Required action → Scan the records below. List lines holding "name".

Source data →
━━━━━━━━━━━━━━━━━━━━━━━━━━━━━━

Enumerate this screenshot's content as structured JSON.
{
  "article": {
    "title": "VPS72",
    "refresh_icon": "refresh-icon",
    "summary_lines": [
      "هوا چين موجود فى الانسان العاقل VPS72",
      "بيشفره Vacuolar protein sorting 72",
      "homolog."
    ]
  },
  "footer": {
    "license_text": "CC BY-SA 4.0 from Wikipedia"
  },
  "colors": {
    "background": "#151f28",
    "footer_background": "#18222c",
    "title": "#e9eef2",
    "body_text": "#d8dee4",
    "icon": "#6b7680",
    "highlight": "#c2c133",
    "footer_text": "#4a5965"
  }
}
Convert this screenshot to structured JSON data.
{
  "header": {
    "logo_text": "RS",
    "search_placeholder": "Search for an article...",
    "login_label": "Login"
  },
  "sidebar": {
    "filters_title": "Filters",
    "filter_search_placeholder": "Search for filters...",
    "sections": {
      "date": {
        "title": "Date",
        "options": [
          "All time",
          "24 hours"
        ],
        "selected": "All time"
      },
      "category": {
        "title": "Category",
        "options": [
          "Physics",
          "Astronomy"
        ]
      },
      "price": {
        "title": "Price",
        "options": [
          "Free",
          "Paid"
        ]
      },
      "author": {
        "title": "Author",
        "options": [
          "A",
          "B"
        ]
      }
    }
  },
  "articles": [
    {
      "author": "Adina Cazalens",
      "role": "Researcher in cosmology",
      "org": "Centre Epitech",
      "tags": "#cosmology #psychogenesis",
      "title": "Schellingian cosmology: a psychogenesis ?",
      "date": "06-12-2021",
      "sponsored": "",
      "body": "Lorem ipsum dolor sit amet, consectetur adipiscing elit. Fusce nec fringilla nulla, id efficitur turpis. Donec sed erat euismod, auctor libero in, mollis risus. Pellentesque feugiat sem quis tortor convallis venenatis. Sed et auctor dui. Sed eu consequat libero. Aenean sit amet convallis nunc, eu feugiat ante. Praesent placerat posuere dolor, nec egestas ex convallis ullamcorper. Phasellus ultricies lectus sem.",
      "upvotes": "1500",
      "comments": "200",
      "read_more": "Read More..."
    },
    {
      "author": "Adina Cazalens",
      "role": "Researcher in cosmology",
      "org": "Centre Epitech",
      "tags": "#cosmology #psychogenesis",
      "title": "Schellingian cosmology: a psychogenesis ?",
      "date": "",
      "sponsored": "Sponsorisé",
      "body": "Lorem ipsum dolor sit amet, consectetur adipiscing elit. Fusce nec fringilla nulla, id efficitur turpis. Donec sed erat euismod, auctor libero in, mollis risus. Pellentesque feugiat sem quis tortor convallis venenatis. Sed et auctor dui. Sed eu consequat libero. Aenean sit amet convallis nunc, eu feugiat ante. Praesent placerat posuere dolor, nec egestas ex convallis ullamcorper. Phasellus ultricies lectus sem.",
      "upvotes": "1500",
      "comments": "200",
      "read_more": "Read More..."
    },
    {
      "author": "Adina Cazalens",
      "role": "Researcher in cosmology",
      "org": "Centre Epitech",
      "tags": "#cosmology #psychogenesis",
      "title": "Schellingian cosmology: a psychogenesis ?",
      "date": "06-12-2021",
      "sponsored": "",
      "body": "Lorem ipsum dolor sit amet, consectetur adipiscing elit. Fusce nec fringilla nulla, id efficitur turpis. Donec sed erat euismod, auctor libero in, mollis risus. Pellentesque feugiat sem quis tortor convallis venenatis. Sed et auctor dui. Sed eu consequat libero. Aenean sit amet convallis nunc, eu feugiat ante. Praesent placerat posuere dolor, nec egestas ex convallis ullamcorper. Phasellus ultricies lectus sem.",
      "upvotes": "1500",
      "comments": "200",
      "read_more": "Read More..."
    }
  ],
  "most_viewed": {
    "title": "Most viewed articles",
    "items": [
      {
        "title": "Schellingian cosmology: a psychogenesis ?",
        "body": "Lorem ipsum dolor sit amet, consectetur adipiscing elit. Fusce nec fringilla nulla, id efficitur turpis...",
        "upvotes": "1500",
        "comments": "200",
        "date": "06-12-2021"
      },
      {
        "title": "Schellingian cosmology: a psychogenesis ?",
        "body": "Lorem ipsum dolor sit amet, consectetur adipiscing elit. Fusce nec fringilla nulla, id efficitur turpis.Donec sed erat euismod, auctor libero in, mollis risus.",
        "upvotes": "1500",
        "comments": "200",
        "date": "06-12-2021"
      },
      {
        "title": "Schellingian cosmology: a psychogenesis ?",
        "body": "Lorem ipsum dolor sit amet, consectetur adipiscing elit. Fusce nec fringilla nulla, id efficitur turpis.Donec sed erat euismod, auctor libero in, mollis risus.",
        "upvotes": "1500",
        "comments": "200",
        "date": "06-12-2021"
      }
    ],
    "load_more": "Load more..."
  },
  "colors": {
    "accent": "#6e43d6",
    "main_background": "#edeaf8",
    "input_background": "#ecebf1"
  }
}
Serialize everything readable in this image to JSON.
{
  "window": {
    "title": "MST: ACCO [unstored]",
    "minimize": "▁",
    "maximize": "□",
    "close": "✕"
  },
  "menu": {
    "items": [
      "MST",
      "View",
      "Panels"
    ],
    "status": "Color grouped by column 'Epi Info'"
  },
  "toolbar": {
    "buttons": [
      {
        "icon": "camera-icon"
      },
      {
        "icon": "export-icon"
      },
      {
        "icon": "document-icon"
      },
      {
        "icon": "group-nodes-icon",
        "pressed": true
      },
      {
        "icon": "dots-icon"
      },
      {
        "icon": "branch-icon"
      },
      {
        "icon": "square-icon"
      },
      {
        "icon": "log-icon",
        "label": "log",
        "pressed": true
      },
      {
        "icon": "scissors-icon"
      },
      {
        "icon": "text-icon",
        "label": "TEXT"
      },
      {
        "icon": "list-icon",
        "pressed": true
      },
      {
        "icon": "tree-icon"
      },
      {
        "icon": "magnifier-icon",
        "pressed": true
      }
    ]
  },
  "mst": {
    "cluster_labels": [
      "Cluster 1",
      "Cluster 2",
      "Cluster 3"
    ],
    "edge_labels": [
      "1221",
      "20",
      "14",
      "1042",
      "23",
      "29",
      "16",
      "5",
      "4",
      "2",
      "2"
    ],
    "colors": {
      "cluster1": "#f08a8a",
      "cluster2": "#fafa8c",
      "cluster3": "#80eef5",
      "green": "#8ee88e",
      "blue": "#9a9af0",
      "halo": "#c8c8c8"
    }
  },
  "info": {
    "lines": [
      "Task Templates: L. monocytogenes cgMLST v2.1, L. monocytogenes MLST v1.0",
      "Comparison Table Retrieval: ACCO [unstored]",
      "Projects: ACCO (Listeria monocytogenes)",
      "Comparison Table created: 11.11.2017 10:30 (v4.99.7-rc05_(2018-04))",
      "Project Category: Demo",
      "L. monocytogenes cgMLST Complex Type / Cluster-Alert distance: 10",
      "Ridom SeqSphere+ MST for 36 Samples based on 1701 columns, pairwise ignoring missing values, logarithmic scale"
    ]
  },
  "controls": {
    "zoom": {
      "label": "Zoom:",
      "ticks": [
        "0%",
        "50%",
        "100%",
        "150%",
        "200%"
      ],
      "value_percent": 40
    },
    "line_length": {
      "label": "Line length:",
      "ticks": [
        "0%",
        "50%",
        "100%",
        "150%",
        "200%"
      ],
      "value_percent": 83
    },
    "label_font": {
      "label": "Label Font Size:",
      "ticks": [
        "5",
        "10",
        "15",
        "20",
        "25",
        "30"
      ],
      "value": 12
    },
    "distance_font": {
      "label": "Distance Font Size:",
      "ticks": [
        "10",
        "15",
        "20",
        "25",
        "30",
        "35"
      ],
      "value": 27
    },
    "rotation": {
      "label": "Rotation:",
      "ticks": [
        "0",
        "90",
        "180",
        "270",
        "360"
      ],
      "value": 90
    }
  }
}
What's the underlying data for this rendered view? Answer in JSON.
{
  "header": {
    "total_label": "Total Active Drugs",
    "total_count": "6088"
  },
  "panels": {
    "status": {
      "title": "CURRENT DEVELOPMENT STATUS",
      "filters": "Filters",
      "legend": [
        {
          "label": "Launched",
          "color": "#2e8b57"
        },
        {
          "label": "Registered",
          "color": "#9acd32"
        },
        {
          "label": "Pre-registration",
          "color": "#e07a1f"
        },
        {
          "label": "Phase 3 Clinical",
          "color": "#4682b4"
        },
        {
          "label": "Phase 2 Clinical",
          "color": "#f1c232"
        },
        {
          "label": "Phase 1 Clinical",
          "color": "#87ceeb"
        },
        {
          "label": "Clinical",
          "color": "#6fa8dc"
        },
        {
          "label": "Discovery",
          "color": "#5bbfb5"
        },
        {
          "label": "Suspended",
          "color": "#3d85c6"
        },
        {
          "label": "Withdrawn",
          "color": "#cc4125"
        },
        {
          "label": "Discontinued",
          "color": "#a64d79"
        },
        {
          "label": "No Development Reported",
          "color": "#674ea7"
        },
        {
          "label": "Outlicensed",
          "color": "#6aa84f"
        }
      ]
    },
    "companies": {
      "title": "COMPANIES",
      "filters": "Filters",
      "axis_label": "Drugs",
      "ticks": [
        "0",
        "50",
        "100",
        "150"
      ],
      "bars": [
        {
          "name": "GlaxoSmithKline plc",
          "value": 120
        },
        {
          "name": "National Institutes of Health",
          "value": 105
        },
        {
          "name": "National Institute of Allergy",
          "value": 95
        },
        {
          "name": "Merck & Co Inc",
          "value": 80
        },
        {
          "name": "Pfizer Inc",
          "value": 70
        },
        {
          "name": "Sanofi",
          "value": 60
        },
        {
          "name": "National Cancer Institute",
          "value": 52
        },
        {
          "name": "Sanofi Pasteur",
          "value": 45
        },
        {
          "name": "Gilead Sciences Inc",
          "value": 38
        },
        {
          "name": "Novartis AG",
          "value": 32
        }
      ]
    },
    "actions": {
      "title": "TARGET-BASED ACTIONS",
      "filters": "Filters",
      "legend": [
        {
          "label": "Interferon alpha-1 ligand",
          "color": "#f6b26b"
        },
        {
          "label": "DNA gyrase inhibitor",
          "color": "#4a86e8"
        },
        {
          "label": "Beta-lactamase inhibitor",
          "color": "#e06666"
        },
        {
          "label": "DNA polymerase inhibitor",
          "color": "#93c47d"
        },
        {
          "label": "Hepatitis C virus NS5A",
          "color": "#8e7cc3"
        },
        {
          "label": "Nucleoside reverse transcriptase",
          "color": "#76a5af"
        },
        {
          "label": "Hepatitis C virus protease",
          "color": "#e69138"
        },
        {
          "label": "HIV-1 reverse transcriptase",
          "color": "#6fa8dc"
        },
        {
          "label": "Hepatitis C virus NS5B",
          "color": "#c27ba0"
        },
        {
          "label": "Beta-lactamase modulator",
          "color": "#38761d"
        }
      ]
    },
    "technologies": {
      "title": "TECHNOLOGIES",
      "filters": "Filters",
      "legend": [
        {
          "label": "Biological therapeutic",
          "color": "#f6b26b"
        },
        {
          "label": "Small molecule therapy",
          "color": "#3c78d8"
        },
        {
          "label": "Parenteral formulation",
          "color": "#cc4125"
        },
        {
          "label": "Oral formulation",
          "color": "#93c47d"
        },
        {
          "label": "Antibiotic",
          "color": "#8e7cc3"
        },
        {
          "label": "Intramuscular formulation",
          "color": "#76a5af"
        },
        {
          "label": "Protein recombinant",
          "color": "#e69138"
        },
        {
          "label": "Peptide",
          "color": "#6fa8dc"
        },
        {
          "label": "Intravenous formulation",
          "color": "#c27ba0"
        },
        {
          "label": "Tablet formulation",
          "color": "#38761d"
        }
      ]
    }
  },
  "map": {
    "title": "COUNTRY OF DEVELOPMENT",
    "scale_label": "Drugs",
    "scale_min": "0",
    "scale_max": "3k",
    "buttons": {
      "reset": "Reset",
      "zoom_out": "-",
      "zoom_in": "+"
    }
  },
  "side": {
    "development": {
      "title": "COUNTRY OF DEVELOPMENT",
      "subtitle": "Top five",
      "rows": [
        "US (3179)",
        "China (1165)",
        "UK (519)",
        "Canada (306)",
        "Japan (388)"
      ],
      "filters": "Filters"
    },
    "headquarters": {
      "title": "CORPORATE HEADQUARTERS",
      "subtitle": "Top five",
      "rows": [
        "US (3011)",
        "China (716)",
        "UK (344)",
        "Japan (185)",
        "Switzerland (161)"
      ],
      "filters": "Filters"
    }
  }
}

━━━━━━━━━━━━━━━━━━━━━━━━━━━━━━

Answer space →
          "name": "GlaxoSmithKline plc",
          "name": "National Institutes of Health",
          "name": "National Institute of Allergy",
          "name": "Merck & Co Inc",
          "name": "Pfizer Inc",
          "name": "Sanofi",
          "name": "National Cancer Institute",
          "name": "Sanofi Pasteur",
          "name": "Gilead Sciences Inc",
          "name": "Novartis AG",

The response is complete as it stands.